• [Given entries]:
= = = =

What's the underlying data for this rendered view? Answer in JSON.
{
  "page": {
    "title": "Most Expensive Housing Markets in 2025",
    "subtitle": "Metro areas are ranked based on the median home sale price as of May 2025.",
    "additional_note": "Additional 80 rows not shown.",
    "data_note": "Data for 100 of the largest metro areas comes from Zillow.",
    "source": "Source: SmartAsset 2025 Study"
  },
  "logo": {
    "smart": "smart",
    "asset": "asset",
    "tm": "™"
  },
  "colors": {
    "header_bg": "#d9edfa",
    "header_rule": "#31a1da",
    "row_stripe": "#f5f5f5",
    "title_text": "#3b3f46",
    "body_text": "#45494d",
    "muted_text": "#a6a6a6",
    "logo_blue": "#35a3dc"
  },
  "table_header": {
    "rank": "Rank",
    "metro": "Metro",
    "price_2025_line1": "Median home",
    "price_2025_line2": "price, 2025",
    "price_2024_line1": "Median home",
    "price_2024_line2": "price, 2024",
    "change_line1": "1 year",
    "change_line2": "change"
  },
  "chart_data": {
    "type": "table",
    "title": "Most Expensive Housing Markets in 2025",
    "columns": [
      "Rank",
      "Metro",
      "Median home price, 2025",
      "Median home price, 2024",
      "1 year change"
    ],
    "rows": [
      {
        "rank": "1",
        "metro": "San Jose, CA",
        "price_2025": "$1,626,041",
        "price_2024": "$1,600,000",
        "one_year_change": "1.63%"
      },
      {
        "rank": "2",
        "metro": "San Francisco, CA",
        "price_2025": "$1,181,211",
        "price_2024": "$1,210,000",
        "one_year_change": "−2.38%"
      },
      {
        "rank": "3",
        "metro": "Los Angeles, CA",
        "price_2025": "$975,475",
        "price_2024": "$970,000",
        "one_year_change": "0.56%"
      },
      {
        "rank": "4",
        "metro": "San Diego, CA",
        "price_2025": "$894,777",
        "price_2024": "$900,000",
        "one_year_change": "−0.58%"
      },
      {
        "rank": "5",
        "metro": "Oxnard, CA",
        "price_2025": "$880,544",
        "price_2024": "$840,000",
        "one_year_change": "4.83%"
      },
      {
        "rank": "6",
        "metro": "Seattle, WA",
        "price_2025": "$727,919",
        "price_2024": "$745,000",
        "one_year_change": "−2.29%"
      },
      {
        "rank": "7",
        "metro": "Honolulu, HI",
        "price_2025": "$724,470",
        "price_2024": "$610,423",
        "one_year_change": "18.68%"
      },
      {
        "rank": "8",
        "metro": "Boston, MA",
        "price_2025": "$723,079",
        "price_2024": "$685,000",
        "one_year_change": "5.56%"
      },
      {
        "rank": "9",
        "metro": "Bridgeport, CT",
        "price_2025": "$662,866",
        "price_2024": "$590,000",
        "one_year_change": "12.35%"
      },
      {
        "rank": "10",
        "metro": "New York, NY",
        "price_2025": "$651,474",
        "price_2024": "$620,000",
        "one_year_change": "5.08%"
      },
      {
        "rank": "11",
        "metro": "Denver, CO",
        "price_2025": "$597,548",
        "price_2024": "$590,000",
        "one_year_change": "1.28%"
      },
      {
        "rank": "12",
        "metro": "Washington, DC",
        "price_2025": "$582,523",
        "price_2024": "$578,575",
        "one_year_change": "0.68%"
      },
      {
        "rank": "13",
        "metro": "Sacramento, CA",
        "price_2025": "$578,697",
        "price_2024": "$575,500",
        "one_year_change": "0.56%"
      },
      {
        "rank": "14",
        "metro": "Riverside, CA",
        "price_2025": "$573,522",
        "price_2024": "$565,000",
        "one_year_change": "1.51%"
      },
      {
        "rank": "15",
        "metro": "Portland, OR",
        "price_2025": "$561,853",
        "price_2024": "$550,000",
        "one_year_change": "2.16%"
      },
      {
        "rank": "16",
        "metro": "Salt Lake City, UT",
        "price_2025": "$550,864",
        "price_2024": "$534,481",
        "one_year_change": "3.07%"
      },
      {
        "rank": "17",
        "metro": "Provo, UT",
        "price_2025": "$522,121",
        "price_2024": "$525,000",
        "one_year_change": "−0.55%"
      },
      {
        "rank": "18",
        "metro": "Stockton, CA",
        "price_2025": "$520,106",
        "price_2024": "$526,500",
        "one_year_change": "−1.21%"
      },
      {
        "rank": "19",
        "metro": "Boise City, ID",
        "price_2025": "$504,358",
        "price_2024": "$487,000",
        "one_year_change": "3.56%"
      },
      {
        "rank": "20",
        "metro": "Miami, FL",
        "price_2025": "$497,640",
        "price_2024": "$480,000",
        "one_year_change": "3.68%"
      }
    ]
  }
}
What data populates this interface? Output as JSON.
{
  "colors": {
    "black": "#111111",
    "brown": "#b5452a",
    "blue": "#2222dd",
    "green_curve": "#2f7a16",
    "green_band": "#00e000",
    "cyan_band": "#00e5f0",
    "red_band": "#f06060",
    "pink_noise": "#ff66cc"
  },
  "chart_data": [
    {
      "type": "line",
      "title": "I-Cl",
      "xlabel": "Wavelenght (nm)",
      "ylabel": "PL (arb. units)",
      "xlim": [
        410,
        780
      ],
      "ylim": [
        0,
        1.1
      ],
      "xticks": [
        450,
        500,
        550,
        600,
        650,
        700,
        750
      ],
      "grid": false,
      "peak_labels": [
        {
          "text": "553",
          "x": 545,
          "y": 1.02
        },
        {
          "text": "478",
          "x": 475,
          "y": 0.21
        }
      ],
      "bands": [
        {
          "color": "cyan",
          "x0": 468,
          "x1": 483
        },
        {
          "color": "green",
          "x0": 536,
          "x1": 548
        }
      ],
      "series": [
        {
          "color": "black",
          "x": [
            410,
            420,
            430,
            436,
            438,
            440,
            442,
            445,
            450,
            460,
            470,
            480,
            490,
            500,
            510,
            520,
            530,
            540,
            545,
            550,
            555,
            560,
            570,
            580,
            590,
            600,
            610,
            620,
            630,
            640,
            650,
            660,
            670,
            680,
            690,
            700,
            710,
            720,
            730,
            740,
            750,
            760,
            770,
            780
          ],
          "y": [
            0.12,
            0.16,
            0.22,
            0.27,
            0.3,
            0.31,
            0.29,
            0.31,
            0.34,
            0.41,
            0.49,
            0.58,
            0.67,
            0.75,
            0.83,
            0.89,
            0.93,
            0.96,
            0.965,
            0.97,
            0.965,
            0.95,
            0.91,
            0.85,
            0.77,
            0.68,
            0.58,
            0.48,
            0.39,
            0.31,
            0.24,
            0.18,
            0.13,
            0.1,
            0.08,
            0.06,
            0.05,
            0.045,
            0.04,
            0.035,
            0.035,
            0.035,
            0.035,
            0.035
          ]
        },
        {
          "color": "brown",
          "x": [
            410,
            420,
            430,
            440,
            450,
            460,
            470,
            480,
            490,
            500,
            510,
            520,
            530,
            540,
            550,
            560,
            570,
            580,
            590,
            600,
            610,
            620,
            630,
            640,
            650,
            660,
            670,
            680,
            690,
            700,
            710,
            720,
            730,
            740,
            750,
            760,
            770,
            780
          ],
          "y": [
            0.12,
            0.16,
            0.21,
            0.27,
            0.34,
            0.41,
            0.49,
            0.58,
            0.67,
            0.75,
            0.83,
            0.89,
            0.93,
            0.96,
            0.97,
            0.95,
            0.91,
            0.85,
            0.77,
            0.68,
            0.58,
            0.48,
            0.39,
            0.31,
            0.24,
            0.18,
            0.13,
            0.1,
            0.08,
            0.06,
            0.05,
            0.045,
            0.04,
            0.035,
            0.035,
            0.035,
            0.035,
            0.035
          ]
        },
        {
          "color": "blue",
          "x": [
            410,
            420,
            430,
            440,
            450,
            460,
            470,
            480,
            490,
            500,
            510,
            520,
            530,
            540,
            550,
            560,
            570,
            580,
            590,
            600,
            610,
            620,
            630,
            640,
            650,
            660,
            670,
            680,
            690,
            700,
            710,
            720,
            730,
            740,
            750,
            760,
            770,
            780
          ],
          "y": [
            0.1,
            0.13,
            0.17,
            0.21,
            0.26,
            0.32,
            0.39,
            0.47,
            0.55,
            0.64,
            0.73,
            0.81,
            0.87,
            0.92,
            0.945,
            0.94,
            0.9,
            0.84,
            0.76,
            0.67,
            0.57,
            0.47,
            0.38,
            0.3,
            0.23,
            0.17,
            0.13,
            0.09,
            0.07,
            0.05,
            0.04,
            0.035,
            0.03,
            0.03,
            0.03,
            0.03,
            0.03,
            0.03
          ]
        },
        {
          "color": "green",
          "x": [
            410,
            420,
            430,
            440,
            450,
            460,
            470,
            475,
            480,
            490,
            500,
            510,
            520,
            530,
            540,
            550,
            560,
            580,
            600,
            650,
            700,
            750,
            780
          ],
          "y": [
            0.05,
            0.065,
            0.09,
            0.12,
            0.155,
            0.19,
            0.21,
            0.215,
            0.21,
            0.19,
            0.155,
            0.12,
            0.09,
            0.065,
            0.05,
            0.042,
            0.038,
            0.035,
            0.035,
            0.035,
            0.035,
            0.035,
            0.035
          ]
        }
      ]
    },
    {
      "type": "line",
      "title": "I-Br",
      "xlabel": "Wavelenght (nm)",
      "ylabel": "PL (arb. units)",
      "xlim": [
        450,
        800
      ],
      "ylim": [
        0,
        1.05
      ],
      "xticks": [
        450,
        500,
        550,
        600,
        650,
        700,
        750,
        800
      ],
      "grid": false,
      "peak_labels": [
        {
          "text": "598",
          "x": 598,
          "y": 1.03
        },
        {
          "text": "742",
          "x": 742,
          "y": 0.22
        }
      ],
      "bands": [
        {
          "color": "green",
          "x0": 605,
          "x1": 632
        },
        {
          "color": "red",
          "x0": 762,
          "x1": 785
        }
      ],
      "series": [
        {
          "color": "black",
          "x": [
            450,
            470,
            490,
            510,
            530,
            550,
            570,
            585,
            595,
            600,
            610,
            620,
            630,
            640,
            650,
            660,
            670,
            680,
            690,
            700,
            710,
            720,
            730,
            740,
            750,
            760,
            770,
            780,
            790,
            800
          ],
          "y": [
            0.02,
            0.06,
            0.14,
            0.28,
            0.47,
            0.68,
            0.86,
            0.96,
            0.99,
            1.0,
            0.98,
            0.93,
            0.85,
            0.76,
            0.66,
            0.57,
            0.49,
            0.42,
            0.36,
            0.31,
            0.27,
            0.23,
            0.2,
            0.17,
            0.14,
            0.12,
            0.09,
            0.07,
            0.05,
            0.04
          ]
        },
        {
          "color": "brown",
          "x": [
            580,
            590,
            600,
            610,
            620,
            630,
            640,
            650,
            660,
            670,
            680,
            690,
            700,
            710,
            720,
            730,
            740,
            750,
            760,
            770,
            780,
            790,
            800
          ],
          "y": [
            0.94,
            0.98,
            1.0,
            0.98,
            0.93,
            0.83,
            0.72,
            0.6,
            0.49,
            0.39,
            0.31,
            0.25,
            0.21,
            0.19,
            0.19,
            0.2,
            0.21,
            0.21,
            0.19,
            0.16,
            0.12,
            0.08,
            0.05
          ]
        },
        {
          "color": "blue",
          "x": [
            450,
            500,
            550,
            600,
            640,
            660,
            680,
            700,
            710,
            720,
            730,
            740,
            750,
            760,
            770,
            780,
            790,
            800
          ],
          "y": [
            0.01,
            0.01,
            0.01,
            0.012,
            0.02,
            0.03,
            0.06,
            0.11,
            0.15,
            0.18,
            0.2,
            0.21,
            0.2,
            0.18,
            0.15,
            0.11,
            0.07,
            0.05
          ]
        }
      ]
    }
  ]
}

= = = =

• [Given request]: Choose all lines containing the string "City" and copy them out.

• [Solution]:
        "metro": "Salt Lake City, UT",
        "metro": "Boise City, ID",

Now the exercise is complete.